### THE DATA ###

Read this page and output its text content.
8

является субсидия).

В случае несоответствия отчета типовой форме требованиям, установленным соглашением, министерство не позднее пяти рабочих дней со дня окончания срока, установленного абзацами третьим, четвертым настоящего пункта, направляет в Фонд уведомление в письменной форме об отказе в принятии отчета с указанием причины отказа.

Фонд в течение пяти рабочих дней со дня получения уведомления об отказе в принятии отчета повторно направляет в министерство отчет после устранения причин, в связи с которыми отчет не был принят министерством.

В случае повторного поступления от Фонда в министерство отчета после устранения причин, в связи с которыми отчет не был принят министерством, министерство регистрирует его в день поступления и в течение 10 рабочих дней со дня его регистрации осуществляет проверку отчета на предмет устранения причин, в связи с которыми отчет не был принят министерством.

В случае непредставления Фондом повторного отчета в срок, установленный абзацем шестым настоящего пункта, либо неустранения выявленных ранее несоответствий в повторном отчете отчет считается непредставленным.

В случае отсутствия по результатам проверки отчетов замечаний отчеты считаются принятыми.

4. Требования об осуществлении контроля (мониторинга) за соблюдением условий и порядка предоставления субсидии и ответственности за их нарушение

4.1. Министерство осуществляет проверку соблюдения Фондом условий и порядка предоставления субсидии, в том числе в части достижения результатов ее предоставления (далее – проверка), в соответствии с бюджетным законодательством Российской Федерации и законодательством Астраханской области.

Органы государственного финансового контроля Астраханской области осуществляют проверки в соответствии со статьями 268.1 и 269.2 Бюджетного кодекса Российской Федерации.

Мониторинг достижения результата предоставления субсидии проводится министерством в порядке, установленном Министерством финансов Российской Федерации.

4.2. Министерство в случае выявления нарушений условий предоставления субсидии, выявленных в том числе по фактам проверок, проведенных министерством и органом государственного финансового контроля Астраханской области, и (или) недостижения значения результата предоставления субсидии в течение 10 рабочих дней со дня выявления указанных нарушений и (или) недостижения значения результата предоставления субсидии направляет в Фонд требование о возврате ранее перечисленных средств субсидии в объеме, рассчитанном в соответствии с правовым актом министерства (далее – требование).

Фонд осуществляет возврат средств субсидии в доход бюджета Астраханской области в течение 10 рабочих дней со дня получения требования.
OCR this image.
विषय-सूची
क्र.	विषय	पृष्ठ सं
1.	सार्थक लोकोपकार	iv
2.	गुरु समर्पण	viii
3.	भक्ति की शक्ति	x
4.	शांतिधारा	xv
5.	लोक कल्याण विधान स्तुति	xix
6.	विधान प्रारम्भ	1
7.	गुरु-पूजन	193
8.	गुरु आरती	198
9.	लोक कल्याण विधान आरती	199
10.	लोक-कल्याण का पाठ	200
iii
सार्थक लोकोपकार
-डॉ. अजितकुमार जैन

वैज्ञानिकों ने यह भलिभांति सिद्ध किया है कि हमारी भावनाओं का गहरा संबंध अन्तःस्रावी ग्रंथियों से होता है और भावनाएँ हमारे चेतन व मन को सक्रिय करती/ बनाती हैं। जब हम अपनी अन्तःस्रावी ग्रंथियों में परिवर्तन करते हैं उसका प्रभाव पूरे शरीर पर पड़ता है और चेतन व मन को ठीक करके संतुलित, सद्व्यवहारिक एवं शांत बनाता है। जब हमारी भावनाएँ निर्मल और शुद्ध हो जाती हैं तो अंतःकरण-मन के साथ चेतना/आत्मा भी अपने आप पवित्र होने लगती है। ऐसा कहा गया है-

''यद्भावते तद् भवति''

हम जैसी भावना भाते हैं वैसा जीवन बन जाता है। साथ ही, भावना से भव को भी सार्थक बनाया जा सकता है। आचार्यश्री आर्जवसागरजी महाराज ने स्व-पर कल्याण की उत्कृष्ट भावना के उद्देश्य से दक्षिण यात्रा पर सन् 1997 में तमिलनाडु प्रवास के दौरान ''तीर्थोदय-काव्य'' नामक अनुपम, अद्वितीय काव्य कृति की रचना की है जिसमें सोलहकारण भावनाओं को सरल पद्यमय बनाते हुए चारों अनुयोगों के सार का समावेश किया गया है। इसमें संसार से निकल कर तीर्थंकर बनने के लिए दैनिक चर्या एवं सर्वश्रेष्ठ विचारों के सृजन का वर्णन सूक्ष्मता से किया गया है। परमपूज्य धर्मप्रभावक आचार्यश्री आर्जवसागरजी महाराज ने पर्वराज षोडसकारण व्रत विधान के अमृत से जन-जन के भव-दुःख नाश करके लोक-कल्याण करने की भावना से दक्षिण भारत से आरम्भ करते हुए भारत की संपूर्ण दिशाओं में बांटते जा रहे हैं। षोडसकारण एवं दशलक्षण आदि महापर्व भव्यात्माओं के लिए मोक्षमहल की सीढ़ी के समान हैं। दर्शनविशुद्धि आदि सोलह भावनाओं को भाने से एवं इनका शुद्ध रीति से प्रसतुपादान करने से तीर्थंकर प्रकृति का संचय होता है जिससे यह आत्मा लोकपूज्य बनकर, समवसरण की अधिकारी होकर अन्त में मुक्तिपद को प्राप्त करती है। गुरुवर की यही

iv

###

Copy all the records above precisely.

### THE RESULT
Read this page and output its text content.
8

является субсидия).

В случае несоответствия отчета типовой форме требованиям, установленным соглашением, министерство не позднее пяти рабочих дней со дня окончания срока, установленного абзацами третьим, четвертым настоящего пункта, направляет в Фонд уведомление в письменной форме об отказе в принятии отчета с указанием причины отказа.

Фонд в течение пяти рабочих дней со дня получения уведомления об отказе в принятии отчета повторно направляет в министерство отчет после устранения причин, в связи с которыми отчет не был принят министерством.

В случае повторного поступления от Фонда в министерство отчета после устранения причин, в связи с которыми отчет не был принят министерством, министерство регистрирует его в день поступления и в течение 10 рабочих дней со дня его регистрации осуществляет проверку отчета на предмет устранения причин, в связи с которыми отчет не был принят министерством.

В случае непредставления Фондом повторного отчета в срок, установленный абзацем шестым настоящего пункта, либо неустранения выявленных ранее несоответствий в повторном отчете отчет считается непредставленным.

В случае отсутствия по результатам проверки отчетов замечаний отчеты считаются принятыми.

4. Требования об осуществлении контроля (мониторинга) за соблюдением условий и порядка предоставления субсидии и ответственности за их нарушение

4.1. Министерство осуществляет проверку соблюдения Фондом условий и порядка предоставления субсидии, в том числе в части достижения результатов ее предоставления (далее – проверка), в соответствии с бюджетным законодательством Российской Федерации и законодательством Астраханской области.

Органы государственного финансового контроля Астраханской области осуществляют проверки в соответствии со статьями 268.1 и 269.2 Бюджетного кодекса Российской Федерации.

Мониторинг достижения результата предоставления субсидии проводится министерством в порядке, установленном Министерством финансов Российской Федерации.

4.2. Министерство в случае выявления нарушений условий предоставления субсидии, выявленных в том числе по фактам проверок, проведенных министерством и органом государственного финансового контроля Астраханской области, и (или) недостижения значения результата предоставления субсидии в течение 10 рабочих дней со дня выявления указанных нарушений и (или) недостижения значения результата предоставления субсидии направляет в Фонд требование о возврате ранее перечисленных средств субсидии в объеме, рассчитанном в соответствии с правовым актом министерства (далее – требование).

Фонд осуществляет возврат средств субсидии в доход бюджета Астраханской области в течение 10 рабочих дней со дня получения требования.
OCR this image.
विषय-सूची
क्र.	विषय	पृष्ठ सं
1.	सार्थक लोकोपकार	iv
2.	गुरु समर्पण	viii
3.	भक्ति की शक्ति	x
4.	शांतिधारा	xv
5.	लोक कल्याण विधान स्तुति	xix
6.	विधान प्रारम्भ	1
7.	गुरु-पूजन	193
8.	गुरु आरती	198
9.	लोक कल्याण विधान आरती	199
10.	लोक-कल्याण का पाठ	200
iii
सार्थक लोकोपकार
-डॉ. अजितकुमार जैन

वैज्ञानिकों ने यह भलिभांति सिद्ध किया है कि हमारी भावनाओं का गहरा संबंध अन्तःस्रावी ग्रंथियों से होता है और भावनाएँ हमारे चेतन व मन को सक्रिय करती/ बनाती हैं। जब हम अपनी अन्तःस्रावी ग्रंथियों में परिवर्तन करते हैं उसका प्रभाव पूरे शरीर पर पड़ता है और चेतन व मन को ठीक करके संतुलित, सद्व्यवहारिक एवं शांत बनाता है। जब हमारी भावनाएँ निर्मल और शुद्ध हो जाती हैं तो अंतःकरण-मन के साथ चेतना/आत्मा भी अपने आप पवित्र होने लगती है। ऐसा कहा गया है-

''यद्भावते तद् भवति''

हम जैसी भावना भाते हैं वैसा जीवन बन जाता है। साथ ही, भावना से भव को भी सार्थक बनाया जा सकता है। आचार्यश्री आर्जवसागरजी महाराज ने स्व-पर कल्याण की उत्कृष्ट भावना के उद्देश्य से दक्षिण यात्रा पर सन् 1997 में तमिलनाडु प्रवास के दौरान ''तीर्थोदय-काव्य'' नामक अनुपम, अद्वितीय काव्य कृति की रचना की है जिसमें सोलहकारण भावनाओं को सरल पद्यमय बनाते हुए चारों अनुयोगों के सार का समावेश किया गया है। इसमें संसार से निकल कर तीर्थंकर बनने के लिए दैनिक चर्या एवं सर्वश्रेष्ठ विचारों के सृजन का वर्णन सूक्ष्मता से किया गया है। परमपूज्य धर्मप्रभावक आचार्यश्री आर्जवसागरजी महाराज ने पर्वराज षोडसकारण व्रत विधान के अमृत से जन-जन के भव-दुःख नाश करके लोक-कल्याण करने की भावना से दक्षिण भारत से आरम्भ करते हुए भारत की संपूर्ण दिशाओं में बांटते जा रहे हैं। षोडसकारण एवं दशलक्षण आदि महापर्व भव्यात्माओं के लिए मोक्षमहल की सीढ़ी के समान हैं। दर्शनविशुद्धि आदि सोलह भावनाओं को भाने से एवं इनका शुद्ध रीति से प्रसतुपादान करने से तीर्थंकर प्रकृति का संचय होता है जिससे यह आत्मा लोकपूज्य बनकर, समवसरण की अधिकारी होकर अन्त में मुक्तिपद को प्राप्त करती है। गुरुवर की यही

iv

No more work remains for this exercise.